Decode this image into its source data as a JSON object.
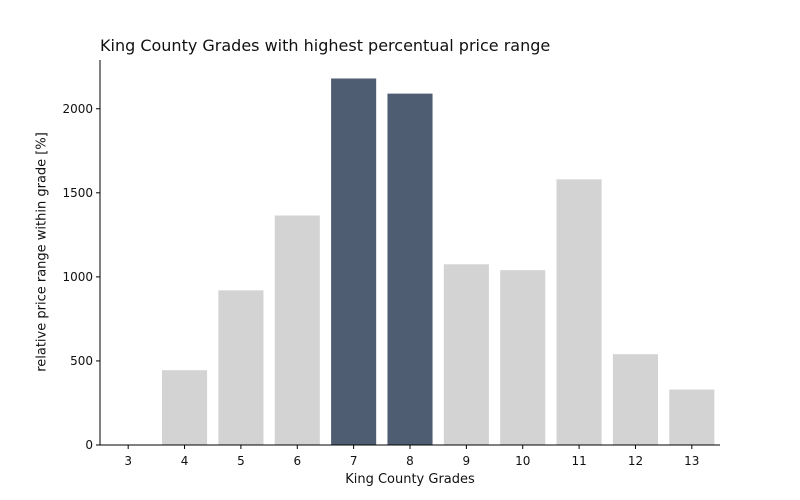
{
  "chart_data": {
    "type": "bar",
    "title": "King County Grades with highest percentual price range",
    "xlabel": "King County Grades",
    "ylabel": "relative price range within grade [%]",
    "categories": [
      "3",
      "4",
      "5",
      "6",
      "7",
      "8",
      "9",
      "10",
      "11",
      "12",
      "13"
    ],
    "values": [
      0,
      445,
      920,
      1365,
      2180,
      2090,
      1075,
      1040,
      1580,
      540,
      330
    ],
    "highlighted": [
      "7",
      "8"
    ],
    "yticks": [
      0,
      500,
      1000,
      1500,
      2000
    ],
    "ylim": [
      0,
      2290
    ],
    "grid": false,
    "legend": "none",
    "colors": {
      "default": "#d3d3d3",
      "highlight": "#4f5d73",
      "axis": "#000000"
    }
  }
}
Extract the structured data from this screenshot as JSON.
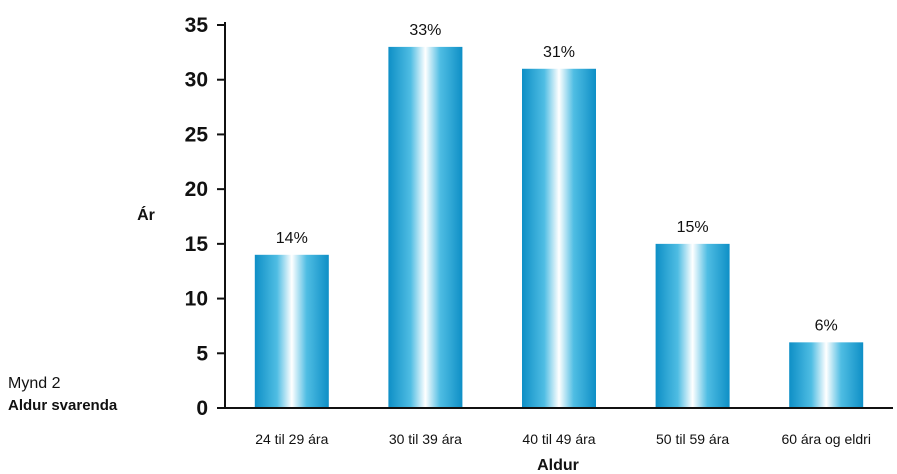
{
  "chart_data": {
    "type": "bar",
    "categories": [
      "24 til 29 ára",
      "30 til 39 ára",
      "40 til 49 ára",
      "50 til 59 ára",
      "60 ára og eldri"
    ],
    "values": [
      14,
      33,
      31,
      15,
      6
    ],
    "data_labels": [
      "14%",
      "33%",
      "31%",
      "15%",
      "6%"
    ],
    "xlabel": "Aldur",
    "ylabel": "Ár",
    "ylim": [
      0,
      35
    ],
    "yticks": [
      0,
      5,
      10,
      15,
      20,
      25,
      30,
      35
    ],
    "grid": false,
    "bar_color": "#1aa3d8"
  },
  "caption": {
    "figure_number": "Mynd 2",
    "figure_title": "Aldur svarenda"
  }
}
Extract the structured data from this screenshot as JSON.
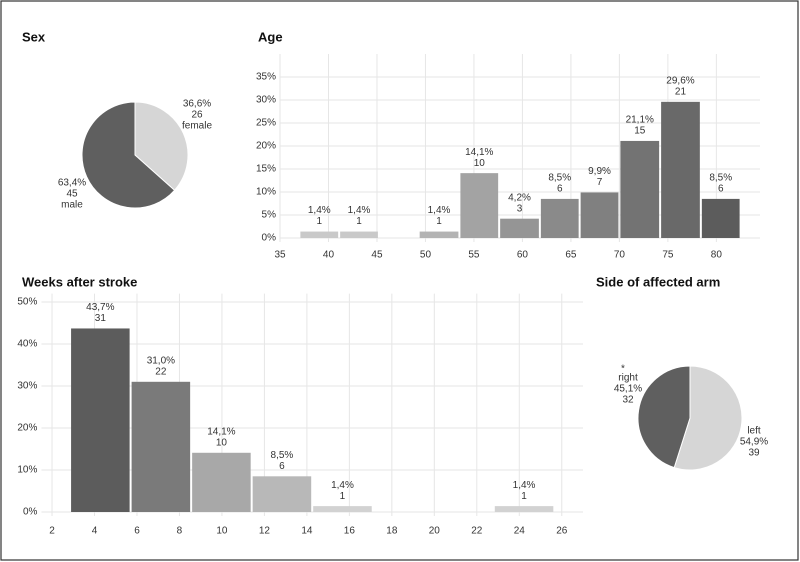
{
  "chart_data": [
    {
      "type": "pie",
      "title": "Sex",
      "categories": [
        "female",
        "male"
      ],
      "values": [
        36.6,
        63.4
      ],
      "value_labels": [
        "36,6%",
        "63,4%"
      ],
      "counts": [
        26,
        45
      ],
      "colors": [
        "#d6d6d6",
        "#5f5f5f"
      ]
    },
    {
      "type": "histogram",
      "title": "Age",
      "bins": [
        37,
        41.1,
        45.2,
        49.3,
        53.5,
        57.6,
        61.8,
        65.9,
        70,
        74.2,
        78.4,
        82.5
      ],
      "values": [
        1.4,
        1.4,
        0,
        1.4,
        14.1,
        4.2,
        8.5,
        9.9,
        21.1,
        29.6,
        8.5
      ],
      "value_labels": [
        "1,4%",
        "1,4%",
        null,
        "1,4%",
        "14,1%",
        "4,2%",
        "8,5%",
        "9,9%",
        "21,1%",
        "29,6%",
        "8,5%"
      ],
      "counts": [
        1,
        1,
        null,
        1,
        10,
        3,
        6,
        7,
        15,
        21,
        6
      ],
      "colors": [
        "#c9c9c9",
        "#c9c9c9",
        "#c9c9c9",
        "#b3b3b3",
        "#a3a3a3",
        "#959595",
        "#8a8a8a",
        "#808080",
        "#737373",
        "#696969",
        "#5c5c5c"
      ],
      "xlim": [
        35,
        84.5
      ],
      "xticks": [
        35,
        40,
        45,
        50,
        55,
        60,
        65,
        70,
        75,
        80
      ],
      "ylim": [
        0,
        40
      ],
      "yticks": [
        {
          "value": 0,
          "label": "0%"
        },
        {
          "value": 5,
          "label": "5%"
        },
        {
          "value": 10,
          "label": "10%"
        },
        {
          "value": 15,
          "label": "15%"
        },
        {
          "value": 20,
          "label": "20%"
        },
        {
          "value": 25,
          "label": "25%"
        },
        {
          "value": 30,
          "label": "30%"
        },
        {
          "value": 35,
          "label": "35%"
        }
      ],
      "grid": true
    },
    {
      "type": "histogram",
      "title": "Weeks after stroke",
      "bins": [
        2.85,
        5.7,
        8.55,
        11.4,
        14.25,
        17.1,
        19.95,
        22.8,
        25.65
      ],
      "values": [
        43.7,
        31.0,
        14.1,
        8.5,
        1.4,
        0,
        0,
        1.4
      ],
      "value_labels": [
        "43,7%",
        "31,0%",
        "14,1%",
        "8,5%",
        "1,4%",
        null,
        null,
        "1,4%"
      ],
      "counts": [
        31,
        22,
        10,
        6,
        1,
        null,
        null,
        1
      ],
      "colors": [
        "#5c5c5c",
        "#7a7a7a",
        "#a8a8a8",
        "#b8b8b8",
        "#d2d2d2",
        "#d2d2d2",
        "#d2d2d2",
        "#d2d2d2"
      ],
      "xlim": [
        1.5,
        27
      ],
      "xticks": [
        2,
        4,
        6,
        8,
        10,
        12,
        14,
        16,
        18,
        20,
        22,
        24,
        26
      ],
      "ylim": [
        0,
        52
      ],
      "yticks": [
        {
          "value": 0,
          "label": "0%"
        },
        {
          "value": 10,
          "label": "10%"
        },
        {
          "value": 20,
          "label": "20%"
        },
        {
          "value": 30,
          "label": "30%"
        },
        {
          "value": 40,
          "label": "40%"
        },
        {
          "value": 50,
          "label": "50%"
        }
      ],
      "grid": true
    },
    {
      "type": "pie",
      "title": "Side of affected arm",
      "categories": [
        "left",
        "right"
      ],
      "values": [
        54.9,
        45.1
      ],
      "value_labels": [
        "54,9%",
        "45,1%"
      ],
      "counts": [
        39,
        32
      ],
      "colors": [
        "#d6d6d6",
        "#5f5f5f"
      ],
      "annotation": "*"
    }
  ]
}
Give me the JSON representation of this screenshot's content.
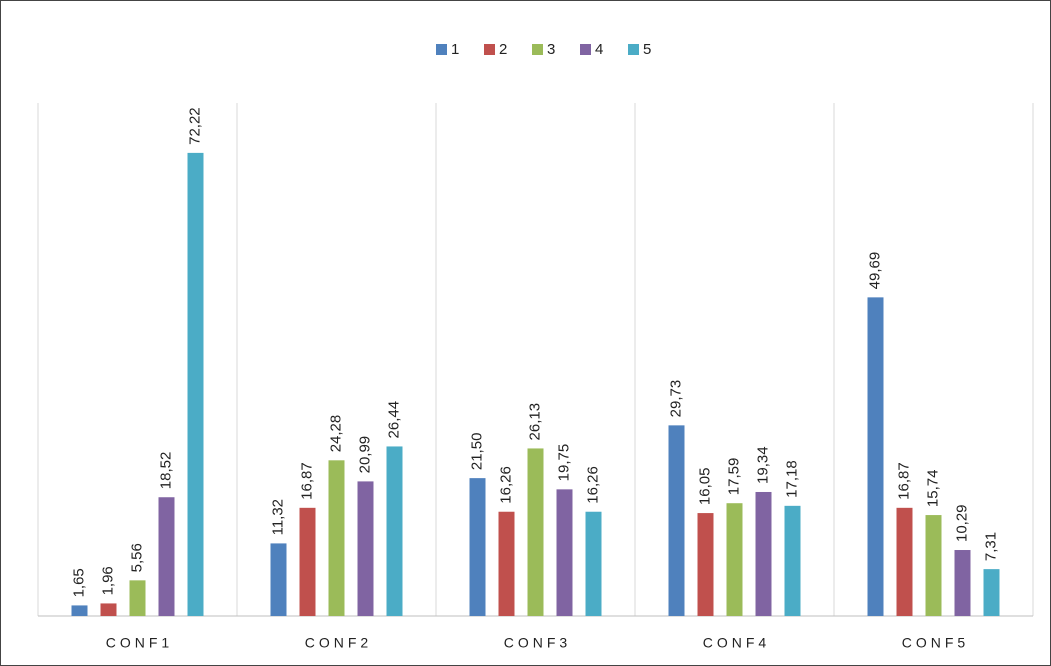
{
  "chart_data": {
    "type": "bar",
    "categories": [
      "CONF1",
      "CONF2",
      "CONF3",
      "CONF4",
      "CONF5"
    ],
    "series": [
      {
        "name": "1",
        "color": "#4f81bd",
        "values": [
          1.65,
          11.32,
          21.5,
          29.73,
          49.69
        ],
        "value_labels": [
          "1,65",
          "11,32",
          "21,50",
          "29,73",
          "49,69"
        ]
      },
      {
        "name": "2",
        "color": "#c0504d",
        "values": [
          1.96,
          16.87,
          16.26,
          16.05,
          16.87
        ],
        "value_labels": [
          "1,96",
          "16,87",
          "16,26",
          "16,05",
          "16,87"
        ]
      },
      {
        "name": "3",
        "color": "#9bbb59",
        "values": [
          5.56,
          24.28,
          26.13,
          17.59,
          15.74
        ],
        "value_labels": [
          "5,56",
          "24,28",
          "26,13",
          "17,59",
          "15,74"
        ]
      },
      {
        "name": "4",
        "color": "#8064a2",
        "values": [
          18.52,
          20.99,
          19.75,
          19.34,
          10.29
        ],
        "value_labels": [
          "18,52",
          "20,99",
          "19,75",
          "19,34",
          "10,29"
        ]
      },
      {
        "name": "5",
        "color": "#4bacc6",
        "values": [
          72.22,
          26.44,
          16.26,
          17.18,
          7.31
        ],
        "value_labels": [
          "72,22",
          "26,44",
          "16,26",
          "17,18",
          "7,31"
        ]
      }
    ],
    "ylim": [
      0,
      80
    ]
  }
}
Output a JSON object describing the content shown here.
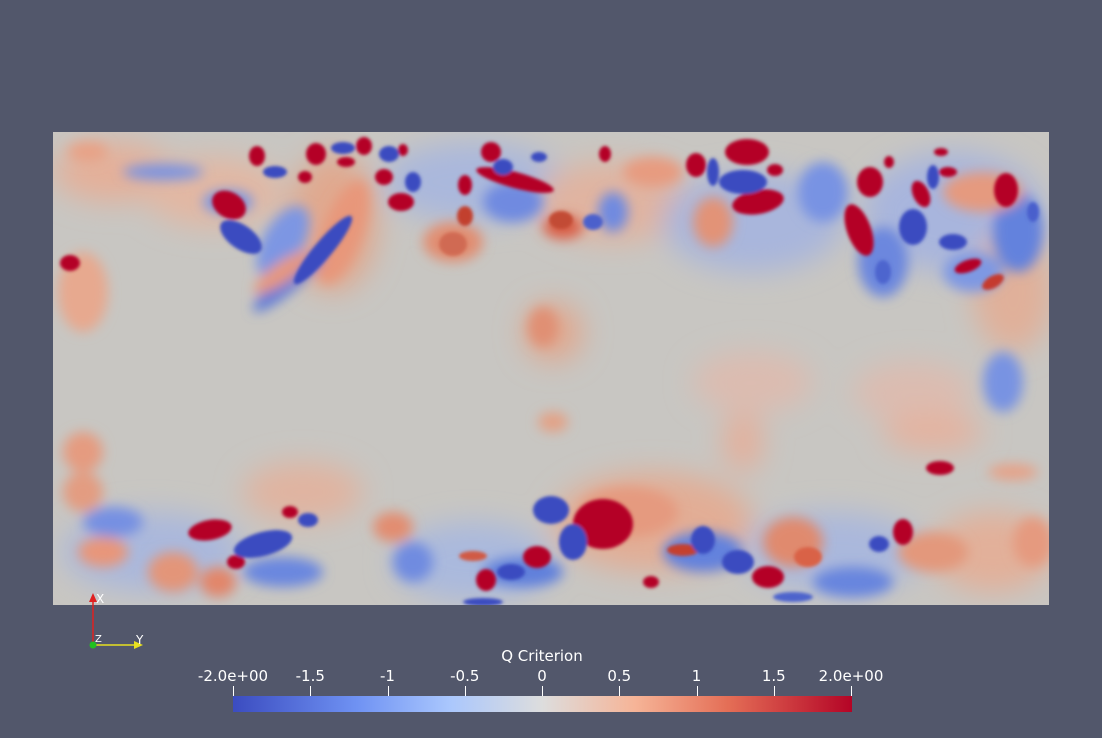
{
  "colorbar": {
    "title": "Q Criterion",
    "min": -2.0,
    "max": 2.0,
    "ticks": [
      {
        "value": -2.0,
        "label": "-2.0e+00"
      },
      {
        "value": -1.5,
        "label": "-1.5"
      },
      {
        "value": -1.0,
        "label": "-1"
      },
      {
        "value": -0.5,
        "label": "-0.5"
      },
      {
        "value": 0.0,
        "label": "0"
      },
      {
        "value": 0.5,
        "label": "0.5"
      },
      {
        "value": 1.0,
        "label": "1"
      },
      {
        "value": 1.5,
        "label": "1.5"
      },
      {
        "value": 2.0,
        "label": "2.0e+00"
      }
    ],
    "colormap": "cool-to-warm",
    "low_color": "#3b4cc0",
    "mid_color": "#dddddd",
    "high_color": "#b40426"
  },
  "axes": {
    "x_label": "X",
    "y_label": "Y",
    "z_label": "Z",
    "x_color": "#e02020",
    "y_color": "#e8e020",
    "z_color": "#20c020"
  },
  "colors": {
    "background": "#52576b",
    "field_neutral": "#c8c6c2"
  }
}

#### Written problem:
Where a line holds "price", copy it out.

#### Result for this task:
    "title": "King County Grades with highest percentual price range",
    "ylabel": "relative price range within grade [%]",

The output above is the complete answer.